**Goal:**
Report the count of lines containing the word "JSON" in the entries below, and nothing more.

**Dataset entries:**
★ ★ ★

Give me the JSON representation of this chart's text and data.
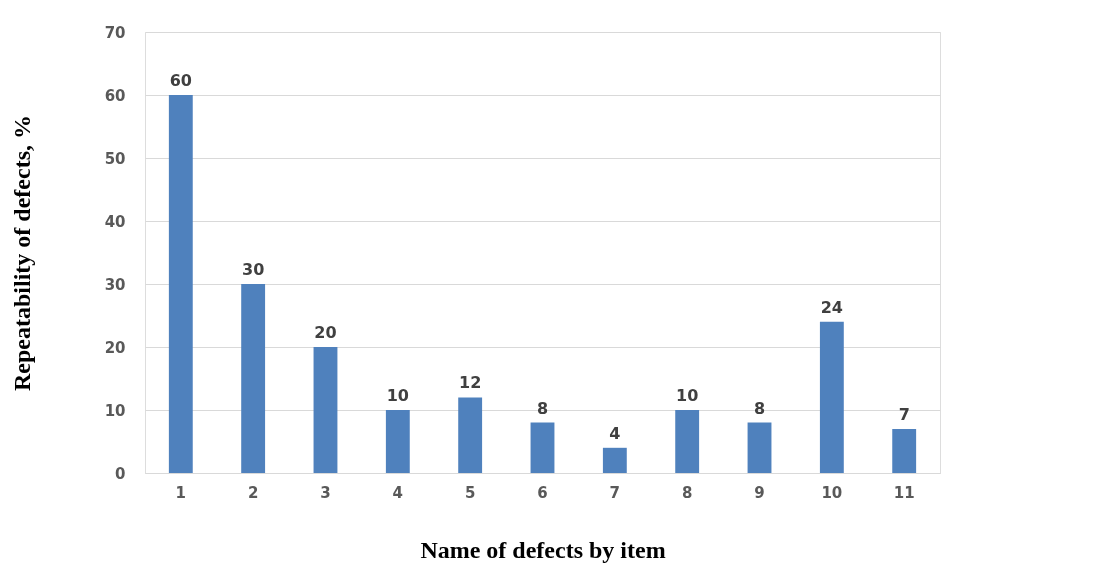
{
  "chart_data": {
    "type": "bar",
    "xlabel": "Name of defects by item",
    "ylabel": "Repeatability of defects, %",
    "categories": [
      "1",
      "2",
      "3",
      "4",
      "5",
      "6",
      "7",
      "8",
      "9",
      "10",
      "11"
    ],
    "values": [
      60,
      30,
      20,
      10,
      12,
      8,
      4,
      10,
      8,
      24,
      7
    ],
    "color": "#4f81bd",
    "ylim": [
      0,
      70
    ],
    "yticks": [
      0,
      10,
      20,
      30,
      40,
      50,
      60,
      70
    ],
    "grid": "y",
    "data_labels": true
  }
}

★ ★ ★

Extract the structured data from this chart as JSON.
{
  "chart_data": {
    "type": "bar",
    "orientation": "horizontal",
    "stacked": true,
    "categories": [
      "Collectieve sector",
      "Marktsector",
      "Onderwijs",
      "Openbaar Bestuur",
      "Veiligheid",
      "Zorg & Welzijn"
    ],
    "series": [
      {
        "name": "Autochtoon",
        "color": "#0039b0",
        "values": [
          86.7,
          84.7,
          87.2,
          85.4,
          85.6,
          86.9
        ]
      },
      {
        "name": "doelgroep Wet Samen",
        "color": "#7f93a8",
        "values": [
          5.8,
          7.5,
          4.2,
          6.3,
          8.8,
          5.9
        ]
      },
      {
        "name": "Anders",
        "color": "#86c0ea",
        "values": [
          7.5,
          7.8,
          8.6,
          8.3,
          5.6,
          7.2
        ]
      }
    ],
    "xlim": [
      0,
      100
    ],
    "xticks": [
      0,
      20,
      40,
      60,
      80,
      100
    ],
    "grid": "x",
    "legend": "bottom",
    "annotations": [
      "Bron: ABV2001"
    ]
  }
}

★ ★ ★

**Finished exercise:**
2